## GIVEN PROBLEM
Transcribe the full listing exactly, and drop every picture.

┏━━

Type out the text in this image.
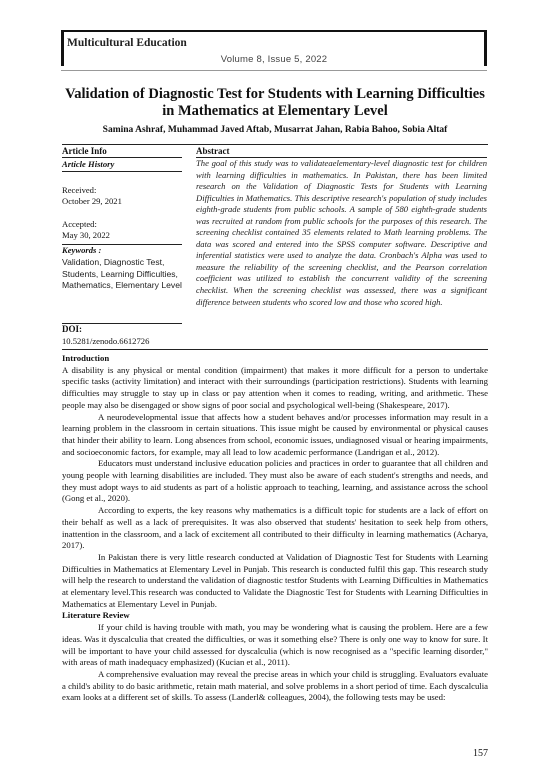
Multicultural Education
Volume 8, Issue 5, 2022
Validation of Diagnostic Test for Students with Learning Difficulties in Mathematics at Elementary Level
Samina Ashraf, Muhammad Javed Aftab, Musarrat Jahan, Rabia Bahoo, Sobia Altaf
Article Info	Abstract
Article History
Received:
October 29, 2021
Accepted:
May 30, 2022
Keywords :
Validation, Diagnostic Test, Students, Learning Difficulties, Mathematics, Elementary Level
The goal of this study was to validateaelementary-level diagnostic test for children with learning difficulties in mathematics. In Pakistan, there has been limited research on the Validation of Diagnostic Tests for Students with Learning Difficulties in Mathematics. This descriptive research's population of study includes eighth-grade students from public schools. A sample of 580 eighth-grade students was recruited at random from public schools for the purposes of this research. The screening checklist contained 35 elements related to Math learning problems. The data was scored and entered into the SPSS computer software. Descriptive and inferential statistics were used to analyze the data. Cronbach's Alpha was used to measure the reliability of the screening checklist, and the Pearson correlation coefficient was utilized to establish the concurrent validity of the screening checklist. When the screening checklist was assessed, there was a significant difference between students who scored low and those who scored high.
DOI:
10.5281/zenodo.6612726

Introduction

A disability is any physical or mental condition (impairment) that makes it more difficult for a person to undertake specific tasks (activity limitation) and interact with their surroundings (participation restrictions). Students with learning difficulties may struggle to stay up in class or pay attention when it comes to reading, writing, and arithmetic. These people may also be disengaged or show signs of poor social and psychological well-being (Shakespeare, 2017).

A neurodevelopmental issue that affects how a student behaves and/or processes information may result in a learning problem in the classroom in certain situations. This issue might be caused by environmental or physical causes that hinder their ability to learn. Long absences from school, economic issues, undiagnosed visual or hearing impairments, and socioeconomic factors, for example, may all lead to low academic performance (Landrigan et al., 2012).

Educators must understand inclusive education policies and practices in order to guarantee that all children and young people with learning disabilities are included. They must also be aware of each student's strengths and needs, and they must adopt ways to aid students as part of a holistic approach to teaching, learning, and assistance across the school (Gong et al., 2020).

According to experts, the key reasons why mathematics is a difficult topic for students are a lack of effort on their behalf as well as a lack of prerequisites. It was also observed that students' hesitation to seek help from others, inattention in the classroom, and a lack of excitement all contributed to their difficulty in learning mathematics (Acharya, 2017).

In Pakistan there is very little research conducted at Validation of Diagnostic Test for Students with Learning Difficulties in Mathematics at Elementary Level in Punjab. This research is conducted fulfil this gap. This research study will help the research to understand the validation of diagnostic testfor Students with Learning Difficulties in Mathematics at elementary level.This research was conducted to Validate the Diagnostic Test for Students with Learning Difficulties in Mathematics at Elementary Level in Punjab.

Literature Review

If your child is having trouble with math, you may be wondering what is causing the problem. Here are a few ideas. Was it dyscalculia that created the difficulties, or was it something else? There is only one way to know for sure. It will be important to have your child assessed for dyscalculia (which is now recognised as a "specific learning disorder," with areas of math inadequacy emphasized) (Kucian et al., 2011).

A comprehensive evaluation may reveal the precise areas in which your child is struggling. Evaluators evaluate a child's ability to do basic arithmetic, retain math material, and solve problems in a short period of time. Each dyscalculia exam looks at a different set of skills. To assess (Landerl& colleagues, 2004), the following tests may be used:

157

┗━━

## OUTPUT FOR THIS TASK
Type out the text in this image.
Multicultural Education
Volume 8, Issue 5, 2022
Validation of Diagnostic Test for Students with Learning Difficulties in Mathematics at Elementary Level
Samina Ashraf, Muhammad Javed Aftab, Musarrat Jahan, Rabia Bahoo, Sobia Altaf
Article Info	Abstract
Article History
Received:
October 29, 2021
Accepted:
May 30, 2022
Keywords :
Validation, Diagnostic Test, Students, Learning Difficulties, Mathematics, Elementary Level
The goal of this study was to validateaelementary-level diagnostic test for children with learning difficulties in mathematics. In Pakistan, there has been limited research on the Validation of Diagnostic Tests for Students with Learning Difficulties in Mathematics. This descriptive research's population of study includes eighth-grade students from public schools. A sample of 580 eighth-grade students was recruited at random from public schools for the purposes of this research. The screening checklist contained 35 elements related to Math learning problems. The data was scored and entered into the SPSS computer software. Descriptive and inferential statistics were used to analyze the data. Cronbach's Alpha was used to measure the reliability of the screening checklist, and the Pearson correlation coefficient was utilized to establish the concurrent validity of the screening checklist. When the screening checklist was assessed, there was a significant difference between students who scored low and those who scored high.
DOI:
10.5281/zenodo.6612726

Introduction

A disability is any physical or mental condition (impairment) that makes it more difficult for a person to undertake specific tasks (activity limitation) and interact with their surroundings (participation restrictions). Students with learning difficulties may struggle to stay up in class or pay attention when it comes to reading, writing, and arithmetic. These people may also be disengaged or show signs of poor social and psychological well-being (Shakespeare, 2017).

A neurodevelopmental issue that affects how a student behaves and/or processes information may result in a learning problem in the classroom in certain situations. This issue might be caused by environmental or physical causes that hinder their ability to learn. Long absences from school, economic issues, undiagnosed visual or hearing impairments, and socioeconomic factors, for example, may all lead to low academic performance (Landrigan et al., 2012).

Educators must understand inclusive education policies and practices in order to guarantee that all children and young people with learning disabilities are included. They must also be aware of each student's strengths and needs, and they must adopt ways to aid students as part of a holistic approach to teaching, learning, and assistance across the school (Gong et al., 2020).

According to experts, the key reasons why mathematics is a difficult topic for students are a lack of effort on their behalf as well as a lack of prerequisites. It was also observed that students' hesitation to seek help from others, inattention in the classroom, and a lack of excitement all contributed to their difficulty in learning mathematics (Acharya, 2017).

In Pakistan there is very little research conducted at Validation of Diagnostic Test for Students with Learning Difficulties in Mathematics at Elementary Level in Punjab. This research is conducted fulfil this gap. This research study will help the research to understand the validation of diagnostic testfor Students with Learning Difficulties in Mathematics at elementary level.This research was conducted to Validate the Diagnostic Test for Students with Learning Difficulties in Mathematics at Elementary Level in Punjab.

Literature Review

If your child is having trouble with math, you may be wondering what is causing the problem. Here are a few ideas. Was it dyscalculia that created the difficulties, or was it something else? There is only one way to know for sure. It will be important to have your child assessed for dyscalculia (which is now recognised as a "specific learning disorder," with areas of math inadequacy emphasized) (Kucian et al., 2011).

A comprehensive evaluation may reveal the precise areas in which your child is struggling. Evaluators evaluate a child's ability to do basic arithmetic, retain math material, and solve problems in a short period of time. Each dyscalculia exam looks at a different set of skills. To assess (Landerl& colleagues, 2004), the following tests may be used:

157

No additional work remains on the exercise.